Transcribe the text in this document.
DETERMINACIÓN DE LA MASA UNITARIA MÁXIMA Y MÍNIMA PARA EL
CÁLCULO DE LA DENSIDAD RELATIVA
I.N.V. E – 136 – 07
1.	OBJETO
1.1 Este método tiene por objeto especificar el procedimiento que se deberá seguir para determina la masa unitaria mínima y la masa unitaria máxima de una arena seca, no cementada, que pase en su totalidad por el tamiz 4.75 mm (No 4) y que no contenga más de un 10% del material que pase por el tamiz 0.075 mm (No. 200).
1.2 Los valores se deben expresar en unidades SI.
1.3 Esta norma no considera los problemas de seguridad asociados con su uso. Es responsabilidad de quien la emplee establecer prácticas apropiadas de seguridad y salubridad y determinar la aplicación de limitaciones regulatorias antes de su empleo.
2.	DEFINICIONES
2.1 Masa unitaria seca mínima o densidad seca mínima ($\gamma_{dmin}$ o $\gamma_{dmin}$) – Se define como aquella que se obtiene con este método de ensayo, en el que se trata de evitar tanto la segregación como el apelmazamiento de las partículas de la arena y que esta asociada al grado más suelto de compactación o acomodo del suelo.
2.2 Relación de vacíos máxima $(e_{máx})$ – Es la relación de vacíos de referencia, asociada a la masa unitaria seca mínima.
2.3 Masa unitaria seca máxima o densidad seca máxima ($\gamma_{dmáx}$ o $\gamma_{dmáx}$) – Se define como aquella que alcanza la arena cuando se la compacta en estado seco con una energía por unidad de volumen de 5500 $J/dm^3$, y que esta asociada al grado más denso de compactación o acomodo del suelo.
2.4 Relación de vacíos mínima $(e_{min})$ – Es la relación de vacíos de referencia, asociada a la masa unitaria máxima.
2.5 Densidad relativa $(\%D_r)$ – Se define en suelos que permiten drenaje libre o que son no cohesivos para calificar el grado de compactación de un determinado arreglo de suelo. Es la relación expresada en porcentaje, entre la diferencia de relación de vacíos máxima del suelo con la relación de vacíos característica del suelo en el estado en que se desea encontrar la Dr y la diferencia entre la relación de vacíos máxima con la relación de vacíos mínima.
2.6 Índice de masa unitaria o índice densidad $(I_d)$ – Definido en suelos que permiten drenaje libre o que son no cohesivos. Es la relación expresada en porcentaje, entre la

**Task prompt**
Return each full line of the entries that contains the word "referencia".

**Final result**
2.2 Relación de vacíos máxima $(e_{máx})$ – Es la relación de vacíos de referencia, asociada a la masa unitaria seca mínima.
2.4 Relación de vacíos mínima $(e_{min})$ – Es la relación de vacíos de referencia, asociada a la masa unitaria máxima.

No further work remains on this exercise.